(A block of data)
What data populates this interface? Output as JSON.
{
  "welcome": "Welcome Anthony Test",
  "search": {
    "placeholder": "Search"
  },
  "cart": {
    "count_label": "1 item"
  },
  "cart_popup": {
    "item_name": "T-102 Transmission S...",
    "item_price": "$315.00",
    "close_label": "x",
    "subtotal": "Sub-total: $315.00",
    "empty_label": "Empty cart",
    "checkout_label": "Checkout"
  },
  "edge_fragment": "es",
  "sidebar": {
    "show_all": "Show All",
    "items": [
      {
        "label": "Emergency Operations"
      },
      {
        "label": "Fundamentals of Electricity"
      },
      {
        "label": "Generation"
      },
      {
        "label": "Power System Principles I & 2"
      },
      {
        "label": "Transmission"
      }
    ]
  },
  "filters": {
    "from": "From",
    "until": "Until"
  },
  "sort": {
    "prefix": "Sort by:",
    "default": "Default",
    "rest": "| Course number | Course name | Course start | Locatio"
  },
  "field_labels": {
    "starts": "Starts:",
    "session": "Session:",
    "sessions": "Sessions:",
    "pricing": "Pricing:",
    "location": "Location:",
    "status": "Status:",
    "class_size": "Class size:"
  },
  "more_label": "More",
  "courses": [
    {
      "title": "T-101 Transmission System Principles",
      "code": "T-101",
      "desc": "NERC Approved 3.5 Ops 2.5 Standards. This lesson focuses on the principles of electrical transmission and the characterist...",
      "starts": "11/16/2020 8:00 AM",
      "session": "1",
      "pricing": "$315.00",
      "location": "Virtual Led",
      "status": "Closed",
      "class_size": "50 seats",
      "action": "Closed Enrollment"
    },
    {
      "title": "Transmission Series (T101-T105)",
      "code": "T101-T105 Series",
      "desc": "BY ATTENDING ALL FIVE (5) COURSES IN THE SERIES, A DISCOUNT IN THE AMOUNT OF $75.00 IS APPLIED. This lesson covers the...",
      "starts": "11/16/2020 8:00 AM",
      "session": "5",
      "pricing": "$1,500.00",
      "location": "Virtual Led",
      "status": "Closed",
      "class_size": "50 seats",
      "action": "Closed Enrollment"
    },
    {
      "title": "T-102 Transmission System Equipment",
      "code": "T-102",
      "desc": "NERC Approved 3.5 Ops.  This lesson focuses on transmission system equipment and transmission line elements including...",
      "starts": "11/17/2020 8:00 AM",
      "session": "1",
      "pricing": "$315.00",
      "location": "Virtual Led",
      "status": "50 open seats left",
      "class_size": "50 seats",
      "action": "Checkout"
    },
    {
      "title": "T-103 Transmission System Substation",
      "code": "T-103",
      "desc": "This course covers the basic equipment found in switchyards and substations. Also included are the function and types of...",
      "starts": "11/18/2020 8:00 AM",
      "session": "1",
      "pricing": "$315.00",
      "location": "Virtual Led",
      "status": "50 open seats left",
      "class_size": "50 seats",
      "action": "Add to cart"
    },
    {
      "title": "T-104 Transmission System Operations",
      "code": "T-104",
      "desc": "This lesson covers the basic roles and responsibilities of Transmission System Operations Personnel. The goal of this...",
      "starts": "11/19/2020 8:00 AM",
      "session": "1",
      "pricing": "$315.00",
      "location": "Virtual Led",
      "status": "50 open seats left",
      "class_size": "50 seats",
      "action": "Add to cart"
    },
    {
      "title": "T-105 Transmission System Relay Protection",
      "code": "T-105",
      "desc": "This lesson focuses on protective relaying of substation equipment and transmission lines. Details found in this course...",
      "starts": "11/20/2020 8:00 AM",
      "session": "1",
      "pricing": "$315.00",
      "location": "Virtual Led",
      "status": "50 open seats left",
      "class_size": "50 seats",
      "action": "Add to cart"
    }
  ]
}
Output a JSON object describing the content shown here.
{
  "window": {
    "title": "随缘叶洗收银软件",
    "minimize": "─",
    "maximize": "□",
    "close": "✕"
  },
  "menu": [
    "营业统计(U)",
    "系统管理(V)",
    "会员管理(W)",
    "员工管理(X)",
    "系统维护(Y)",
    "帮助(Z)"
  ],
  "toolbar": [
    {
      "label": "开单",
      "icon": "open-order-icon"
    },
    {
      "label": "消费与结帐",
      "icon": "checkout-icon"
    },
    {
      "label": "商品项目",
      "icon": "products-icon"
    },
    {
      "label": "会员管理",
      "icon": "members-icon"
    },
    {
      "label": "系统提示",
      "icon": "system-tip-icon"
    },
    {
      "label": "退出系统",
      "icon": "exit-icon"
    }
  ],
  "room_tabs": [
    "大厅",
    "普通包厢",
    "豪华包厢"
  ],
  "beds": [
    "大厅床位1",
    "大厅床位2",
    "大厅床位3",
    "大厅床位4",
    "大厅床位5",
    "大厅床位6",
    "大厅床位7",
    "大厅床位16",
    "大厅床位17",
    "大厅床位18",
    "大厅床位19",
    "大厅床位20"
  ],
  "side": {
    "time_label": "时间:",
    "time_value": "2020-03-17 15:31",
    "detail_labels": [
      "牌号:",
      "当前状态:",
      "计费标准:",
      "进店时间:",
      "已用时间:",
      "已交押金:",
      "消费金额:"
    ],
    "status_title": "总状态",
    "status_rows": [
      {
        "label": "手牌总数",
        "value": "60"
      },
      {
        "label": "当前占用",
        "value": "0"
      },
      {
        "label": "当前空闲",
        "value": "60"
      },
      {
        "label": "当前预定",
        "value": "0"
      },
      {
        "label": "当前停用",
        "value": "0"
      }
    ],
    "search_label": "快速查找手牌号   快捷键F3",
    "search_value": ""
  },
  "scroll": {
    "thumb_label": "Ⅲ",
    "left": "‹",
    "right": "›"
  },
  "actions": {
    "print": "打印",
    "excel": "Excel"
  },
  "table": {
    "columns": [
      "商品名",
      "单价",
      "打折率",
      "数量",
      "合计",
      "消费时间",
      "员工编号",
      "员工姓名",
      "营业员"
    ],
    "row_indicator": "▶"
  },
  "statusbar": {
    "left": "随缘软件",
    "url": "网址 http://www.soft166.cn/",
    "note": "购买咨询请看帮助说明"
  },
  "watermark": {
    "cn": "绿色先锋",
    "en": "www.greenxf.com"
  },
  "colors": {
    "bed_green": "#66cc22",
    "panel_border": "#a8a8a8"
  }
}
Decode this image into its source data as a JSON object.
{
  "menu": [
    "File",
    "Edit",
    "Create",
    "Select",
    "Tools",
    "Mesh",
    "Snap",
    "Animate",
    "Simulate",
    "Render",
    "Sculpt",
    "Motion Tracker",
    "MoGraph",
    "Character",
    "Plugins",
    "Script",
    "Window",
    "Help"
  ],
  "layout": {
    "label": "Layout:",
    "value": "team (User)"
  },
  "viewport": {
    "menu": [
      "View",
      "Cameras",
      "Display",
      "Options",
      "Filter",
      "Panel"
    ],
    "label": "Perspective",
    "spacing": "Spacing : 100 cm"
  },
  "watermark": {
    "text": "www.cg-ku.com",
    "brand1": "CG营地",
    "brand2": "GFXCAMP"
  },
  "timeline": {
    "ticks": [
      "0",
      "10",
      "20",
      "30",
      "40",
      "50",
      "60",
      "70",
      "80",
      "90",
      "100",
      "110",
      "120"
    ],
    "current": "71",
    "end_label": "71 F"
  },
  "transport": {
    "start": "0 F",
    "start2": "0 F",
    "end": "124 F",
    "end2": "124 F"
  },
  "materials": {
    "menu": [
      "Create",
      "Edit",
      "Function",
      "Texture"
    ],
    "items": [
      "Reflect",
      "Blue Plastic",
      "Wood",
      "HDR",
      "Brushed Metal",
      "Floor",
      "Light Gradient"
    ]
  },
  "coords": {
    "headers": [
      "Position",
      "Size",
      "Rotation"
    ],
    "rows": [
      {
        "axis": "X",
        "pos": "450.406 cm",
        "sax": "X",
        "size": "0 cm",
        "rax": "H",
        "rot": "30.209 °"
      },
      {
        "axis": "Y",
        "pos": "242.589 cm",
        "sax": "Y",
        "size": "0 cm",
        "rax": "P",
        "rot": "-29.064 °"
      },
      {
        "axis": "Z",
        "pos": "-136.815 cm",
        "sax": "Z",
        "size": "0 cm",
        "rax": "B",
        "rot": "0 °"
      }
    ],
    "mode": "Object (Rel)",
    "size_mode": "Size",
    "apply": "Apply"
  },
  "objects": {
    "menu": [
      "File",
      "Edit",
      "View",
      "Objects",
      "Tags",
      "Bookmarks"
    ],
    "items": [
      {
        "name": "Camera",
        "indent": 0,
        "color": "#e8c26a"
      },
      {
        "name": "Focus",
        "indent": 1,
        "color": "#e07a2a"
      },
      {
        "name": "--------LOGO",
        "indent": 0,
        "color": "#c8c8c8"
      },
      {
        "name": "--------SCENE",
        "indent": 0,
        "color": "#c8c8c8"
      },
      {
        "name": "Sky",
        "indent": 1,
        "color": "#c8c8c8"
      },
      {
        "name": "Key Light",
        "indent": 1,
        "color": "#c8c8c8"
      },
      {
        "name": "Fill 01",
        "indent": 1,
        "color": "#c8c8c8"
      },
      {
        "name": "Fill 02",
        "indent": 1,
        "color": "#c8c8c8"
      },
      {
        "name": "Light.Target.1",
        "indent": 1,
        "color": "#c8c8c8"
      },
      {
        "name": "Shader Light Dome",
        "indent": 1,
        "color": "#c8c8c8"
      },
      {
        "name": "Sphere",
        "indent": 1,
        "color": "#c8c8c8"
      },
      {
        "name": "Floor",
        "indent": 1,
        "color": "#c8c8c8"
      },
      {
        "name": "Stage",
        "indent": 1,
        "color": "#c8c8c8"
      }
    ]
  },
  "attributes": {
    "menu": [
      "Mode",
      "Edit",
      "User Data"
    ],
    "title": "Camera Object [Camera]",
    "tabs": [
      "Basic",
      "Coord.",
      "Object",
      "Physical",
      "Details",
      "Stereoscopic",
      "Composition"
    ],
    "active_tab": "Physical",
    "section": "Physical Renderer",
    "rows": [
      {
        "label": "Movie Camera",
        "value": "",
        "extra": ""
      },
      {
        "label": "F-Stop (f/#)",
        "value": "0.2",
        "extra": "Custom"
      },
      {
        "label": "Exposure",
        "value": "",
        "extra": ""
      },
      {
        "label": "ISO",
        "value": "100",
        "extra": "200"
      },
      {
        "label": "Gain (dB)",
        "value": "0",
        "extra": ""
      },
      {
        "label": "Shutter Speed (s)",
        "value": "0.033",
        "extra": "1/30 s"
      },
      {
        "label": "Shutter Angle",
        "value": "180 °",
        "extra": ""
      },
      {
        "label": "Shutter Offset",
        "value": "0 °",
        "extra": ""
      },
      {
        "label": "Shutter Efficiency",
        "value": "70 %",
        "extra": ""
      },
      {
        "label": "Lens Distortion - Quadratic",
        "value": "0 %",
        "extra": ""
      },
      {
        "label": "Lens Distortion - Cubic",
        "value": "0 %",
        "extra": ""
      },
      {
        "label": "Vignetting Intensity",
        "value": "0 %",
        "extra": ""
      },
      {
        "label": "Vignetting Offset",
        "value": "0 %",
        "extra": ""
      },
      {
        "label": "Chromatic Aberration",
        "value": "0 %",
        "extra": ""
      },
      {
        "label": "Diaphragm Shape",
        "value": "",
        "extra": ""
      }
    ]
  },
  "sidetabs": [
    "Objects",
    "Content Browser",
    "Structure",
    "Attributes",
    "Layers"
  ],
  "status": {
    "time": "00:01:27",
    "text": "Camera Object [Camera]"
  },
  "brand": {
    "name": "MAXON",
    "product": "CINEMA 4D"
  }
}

STATED EXERCISE:
Wherever a line in the data above holds "Offset", copy that line.

ANSWER BELOW:
        "label": "Shutter Offset",
        "label": "Vignetting Offset",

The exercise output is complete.